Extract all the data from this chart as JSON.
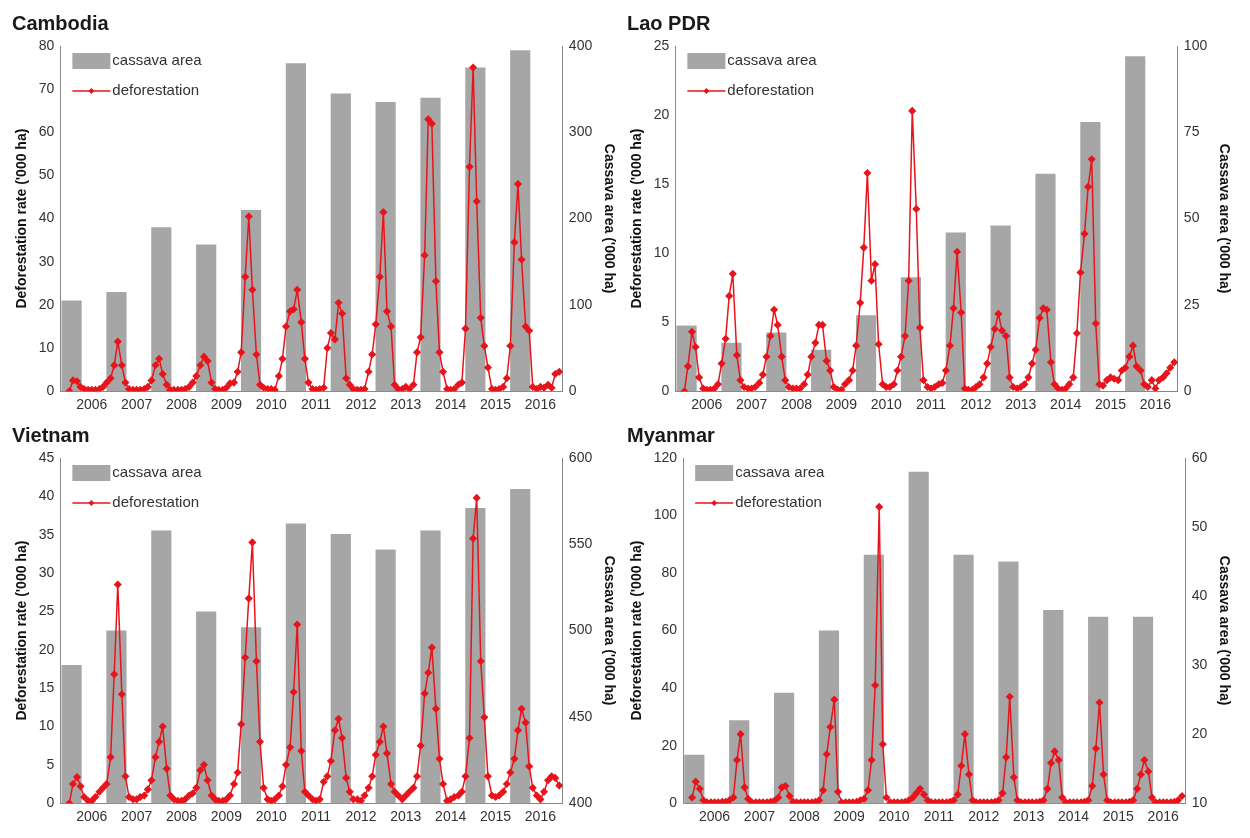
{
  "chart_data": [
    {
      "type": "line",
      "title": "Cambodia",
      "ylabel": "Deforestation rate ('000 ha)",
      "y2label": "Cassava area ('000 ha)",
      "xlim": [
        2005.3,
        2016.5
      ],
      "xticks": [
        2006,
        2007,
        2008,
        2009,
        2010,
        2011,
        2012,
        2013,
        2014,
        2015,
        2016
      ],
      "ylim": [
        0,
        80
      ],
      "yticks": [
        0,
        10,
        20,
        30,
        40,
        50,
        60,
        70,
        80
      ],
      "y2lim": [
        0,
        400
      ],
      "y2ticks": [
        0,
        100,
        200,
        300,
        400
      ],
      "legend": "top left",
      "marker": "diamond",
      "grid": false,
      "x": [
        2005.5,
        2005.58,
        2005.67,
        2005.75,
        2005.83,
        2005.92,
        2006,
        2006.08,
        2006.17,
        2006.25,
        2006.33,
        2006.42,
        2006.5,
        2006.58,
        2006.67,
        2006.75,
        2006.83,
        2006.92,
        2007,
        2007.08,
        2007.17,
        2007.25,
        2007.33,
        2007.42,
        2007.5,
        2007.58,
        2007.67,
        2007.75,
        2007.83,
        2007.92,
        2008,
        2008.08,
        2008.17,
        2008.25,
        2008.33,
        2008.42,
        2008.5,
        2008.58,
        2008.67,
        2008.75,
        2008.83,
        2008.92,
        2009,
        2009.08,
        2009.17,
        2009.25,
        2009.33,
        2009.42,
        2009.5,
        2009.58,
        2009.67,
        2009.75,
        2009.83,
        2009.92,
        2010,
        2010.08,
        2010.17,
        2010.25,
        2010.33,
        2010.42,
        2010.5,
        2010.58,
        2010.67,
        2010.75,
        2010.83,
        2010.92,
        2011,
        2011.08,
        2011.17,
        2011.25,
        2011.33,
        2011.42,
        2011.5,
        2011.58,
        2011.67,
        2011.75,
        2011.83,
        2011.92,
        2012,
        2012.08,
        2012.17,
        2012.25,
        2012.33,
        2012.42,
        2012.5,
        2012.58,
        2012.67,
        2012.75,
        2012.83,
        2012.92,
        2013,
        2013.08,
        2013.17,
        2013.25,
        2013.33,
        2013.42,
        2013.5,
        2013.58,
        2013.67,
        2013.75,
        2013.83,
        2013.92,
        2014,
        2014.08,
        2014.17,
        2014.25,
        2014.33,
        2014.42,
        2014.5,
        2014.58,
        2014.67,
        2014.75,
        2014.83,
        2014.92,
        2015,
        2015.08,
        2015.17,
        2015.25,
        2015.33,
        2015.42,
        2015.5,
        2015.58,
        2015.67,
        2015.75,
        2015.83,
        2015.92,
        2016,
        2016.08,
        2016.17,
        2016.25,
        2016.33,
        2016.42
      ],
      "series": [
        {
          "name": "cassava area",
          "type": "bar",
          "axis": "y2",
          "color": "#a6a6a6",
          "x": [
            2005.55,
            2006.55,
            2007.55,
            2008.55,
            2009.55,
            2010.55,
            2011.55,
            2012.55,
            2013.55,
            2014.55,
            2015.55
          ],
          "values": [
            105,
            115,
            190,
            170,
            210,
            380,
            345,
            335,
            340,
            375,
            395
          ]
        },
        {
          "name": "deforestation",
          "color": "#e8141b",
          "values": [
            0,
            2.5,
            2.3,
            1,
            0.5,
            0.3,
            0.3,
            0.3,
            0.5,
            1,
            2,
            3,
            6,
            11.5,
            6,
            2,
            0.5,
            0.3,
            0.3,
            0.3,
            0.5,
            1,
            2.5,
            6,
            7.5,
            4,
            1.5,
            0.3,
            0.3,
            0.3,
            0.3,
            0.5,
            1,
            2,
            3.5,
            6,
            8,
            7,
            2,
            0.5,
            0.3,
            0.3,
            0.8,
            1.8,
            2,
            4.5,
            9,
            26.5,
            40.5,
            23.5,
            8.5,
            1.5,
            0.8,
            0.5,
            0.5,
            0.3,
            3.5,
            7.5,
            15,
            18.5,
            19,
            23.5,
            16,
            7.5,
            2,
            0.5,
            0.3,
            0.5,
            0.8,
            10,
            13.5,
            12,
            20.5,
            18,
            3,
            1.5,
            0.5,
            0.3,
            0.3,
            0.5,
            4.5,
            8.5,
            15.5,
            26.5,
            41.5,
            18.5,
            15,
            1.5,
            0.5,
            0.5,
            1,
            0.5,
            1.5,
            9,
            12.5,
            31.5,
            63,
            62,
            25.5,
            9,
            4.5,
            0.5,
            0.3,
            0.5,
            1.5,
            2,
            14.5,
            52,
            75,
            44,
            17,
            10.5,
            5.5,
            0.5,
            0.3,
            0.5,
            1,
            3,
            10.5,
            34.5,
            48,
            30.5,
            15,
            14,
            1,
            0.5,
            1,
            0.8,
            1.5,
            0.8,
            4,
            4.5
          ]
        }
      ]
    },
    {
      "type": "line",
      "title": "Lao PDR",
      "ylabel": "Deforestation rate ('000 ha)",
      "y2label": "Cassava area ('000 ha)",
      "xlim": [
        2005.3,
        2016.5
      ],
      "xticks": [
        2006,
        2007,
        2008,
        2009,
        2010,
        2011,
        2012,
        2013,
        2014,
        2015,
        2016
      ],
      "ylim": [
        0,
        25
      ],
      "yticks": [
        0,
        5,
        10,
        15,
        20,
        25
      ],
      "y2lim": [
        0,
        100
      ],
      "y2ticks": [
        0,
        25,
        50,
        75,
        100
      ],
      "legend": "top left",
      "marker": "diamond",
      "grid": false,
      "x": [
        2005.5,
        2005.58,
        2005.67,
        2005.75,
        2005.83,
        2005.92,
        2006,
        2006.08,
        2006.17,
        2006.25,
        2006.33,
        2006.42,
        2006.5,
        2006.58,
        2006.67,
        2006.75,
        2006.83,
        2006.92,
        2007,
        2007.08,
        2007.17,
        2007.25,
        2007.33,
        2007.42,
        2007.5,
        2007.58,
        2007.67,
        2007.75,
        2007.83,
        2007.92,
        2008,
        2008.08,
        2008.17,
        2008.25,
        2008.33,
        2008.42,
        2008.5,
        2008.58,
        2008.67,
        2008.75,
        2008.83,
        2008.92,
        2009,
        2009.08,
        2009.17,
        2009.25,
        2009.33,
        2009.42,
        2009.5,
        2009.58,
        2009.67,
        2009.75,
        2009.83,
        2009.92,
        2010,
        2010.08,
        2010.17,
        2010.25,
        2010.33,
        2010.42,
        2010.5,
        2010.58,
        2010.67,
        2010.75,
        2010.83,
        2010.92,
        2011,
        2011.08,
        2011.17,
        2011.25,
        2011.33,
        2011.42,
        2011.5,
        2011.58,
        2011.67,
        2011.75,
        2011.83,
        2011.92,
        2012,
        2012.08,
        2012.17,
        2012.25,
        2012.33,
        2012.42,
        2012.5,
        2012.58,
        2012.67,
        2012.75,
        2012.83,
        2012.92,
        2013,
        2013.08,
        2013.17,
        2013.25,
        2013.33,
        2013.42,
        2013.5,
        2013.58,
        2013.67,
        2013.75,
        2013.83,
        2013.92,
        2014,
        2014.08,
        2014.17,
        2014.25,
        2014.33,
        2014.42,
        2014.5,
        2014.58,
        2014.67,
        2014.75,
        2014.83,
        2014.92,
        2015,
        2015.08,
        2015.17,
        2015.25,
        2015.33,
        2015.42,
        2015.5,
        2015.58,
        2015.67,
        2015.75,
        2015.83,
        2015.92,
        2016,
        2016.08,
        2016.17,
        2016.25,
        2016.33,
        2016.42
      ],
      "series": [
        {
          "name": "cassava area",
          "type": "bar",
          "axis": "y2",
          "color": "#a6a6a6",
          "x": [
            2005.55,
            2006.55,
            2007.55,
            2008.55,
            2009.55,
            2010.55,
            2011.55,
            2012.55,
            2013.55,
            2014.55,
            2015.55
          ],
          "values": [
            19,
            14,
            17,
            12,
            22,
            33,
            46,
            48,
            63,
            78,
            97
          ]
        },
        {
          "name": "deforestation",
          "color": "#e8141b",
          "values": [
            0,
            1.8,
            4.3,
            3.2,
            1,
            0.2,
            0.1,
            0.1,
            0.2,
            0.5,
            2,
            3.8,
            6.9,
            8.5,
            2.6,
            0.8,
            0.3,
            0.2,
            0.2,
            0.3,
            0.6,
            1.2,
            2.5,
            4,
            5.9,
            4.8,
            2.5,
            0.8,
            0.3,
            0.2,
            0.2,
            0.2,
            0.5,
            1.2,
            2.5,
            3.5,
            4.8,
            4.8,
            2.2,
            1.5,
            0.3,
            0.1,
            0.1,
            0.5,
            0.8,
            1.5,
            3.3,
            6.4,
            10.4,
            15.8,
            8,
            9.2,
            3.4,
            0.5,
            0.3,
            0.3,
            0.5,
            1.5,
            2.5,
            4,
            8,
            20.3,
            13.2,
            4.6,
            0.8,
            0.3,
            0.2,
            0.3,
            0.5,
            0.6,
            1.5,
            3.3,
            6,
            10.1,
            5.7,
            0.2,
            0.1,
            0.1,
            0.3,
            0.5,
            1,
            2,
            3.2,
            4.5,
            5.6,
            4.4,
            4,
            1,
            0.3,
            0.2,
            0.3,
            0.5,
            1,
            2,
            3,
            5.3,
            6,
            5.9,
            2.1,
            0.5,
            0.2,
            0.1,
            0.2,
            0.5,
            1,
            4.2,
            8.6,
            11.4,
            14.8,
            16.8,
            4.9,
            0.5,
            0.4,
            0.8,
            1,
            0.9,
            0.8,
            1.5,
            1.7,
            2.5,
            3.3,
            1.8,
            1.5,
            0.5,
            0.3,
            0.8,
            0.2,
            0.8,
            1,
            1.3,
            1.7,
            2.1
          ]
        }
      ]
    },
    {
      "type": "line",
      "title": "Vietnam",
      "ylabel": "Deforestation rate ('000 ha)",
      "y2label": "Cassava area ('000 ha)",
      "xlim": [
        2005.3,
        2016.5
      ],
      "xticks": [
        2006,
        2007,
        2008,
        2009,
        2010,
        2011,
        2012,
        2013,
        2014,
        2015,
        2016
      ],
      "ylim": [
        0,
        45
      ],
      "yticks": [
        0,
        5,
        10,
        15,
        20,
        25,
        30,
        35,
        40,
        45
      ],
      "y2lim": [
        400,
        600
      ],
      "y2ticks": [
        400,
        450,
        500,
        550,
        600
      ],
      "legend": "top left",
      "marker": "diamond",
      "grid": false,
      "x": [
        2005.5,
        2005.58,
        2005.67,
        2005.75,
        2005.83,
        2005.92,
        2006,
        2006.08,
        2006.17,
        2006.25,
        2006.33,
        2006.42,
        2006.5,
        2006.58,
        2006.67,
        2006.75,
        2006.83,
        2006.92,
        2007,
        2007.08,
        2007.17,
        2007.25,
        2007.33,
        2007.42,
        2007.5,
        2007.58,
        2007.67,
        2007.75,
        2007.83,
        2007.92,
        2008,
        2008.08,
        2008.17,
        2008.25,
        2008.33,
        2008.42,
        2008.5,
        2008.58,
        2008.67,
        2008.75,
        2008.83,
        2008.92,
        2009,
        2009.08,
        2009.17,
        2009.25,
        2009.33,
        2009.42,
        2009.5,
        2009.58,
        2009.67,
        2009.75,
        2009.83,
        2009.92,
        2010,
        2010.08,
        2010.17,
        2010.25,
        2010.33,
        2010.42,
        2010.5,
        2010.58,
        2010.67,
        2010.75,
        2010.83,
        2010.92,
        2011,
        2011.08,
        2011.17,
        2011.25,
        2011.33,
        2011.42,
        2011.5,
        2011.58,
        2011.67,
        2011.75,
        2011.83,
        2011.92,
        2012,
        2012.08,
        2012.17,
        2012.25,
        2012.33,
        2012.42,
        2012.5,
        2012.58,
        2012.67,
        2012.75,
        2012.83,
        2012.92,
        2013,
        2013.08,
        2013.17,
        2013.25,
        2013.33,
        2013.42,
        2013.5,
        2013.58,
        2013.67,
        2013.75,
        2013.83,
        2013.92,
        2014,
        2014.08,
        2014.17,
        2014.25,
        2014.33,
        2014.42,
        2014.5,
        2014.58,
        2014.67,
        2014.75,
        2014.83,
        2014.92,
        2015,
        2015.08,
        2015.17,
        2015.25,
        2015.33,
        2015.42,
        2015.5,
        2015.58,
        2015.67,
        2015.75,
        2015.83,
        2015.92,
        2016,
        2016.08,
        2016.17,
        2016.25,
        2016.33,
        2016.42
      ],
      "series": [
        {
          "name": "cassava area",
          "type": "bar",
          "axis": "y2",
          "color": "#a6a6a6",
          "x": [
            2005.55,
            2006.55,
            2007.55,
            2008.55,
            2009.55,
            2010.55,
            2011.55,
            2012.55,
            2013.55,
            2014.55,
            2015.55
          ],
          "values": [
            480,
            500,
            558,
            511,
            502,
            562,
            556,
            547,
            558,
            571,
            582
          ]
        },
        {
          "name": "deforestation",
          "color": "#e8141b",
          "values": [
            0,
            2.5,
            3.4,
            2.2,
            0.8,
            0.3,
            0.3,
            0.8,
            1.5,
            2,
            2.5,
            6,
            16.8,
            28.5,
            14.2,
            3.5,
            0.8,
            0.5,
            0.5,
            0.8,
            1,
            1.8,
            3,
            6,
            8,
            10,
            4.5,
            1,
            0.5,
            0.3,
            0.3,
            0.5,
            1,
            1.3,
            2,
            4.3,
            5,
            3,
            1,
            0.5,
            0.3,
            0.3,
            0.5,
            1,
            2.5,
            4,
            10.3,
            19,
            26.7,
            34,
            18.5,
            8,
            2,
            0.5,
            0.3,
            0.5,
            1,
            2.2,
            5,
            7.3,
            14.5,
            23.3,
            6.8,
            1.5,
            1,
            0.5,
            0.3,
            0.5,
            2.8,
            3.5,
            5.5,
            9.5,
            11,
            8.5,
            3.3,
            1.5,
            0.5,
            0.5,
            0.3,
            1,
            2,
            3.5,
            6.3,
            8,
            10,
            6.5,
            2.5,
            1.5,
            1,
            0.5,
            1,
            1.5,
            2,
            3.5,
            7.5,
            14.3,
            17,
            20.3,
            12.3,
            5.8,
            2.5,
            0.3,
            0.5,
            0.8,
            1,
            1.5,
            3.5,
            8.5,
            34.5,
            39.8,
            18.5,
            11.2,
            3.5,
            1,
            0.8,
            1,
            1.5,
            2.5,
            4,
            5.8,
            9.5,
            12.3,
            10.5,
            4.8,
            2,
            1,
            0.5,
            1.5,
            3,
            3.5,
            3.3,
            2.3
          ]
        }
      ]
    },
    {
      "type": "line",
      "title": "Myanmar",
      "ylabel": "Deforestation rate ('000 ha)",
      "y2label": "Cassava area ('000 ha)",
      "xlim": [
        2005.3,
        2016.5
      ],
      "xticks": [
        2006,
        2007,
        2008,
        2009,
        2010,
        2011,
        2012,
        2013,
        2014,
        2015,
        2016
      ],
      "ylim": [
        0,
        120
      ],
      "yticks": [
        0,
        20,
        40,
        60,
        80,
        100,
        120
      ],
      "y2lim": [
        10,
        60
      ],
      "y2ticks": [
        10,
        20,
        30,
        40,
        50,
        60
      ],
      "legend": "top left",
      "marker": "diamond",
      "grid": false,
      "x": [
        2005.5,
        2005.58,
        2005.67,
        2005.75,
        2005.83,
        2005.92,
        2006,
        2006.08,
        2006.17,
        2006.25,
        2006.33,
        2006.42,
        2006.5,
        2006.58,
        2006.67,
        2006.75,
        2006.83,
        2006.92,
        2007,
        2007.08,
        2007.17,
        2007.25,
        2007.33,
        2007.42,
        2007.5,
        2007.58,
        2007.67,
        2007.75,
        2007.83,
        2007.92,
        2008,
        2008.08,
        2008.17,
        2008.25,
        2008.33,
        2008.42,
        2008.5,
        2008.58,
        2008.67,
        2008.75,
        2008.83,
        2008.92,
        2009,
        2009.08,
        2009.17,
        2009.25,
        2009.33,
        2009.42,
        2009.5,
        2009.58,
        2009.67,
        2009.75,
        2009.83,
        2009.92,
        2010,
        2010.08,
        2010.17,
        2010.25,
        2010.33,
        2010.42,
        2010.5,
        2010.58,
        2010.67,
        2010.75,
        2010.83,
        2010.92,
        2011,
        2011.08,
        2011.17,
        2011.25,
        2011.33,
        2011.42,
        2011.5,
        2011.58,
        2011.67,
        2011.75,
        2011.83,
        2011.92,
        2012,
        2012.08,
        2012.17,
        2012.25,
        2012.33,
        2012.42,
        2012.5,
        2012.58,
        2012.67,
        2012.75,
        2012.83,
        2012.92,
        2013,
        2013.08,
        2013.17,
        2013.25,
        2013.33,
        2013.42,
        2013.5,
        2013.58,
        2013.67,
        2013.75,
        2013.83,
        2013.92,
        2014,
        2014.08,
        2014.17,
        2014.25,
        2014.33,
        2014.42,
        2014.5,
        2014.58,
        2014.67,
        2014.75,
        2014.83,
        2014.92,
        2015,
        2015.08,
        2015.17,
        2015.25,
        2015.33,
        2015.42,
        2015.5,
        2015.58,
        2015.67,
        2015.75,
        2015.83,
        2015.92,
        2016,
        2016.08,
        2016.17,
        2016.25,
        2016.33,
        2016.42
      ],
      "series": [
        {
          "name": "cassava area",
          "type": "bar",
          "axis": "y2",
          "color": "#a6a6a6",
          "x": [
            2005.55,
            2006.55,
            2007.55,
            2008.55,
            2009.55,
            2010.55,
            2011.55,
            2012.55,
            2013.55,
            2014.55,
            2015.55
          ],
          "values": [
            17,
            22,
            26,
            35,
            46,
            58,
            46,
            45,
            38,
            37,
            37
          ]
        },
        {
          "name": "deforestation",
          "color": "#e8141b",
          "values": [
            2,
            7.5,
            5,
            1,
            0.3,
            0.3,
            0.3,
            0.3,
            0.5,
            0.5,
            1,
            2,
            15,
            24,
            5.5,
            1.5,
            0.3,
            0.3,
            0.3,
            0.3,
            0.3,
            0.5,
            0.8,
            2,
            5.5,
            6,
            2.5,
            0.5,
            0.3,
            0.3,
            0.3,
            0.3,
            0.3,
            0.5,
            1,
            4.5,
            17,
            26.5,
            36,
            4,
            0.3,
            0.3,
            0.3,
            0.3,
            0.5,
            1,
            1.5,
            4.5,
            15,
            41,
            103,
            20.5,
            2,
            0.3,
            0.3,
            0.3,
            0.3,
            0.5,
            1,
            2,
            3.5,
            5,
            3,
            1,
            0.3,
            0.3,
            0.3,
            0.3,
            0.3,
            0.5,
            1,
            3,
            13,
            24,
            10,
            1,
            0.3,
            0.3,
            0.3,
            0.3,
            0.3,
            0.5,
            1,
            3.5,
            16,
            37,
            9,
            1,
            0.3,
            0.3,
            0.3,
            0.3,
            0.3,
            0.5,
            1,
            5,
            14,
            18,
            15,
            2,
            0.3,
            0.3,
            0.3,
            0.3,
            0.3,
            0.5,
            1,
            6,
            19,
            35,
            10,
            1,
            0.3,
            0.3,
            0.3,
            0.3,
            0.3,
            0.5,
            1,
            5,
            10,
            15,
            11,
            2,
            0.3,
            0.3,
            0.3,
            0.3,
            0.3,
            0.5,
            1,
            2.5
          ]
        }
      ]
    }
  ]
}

** GIVEN PROBLEM **
List every line from the entries above in which "title" appears.

** EXERCISE RESULT **
      "title": "Cambodia",
      "title": "Lao PDR",
      "title": "Vietnam",
      "title": "Myanmar",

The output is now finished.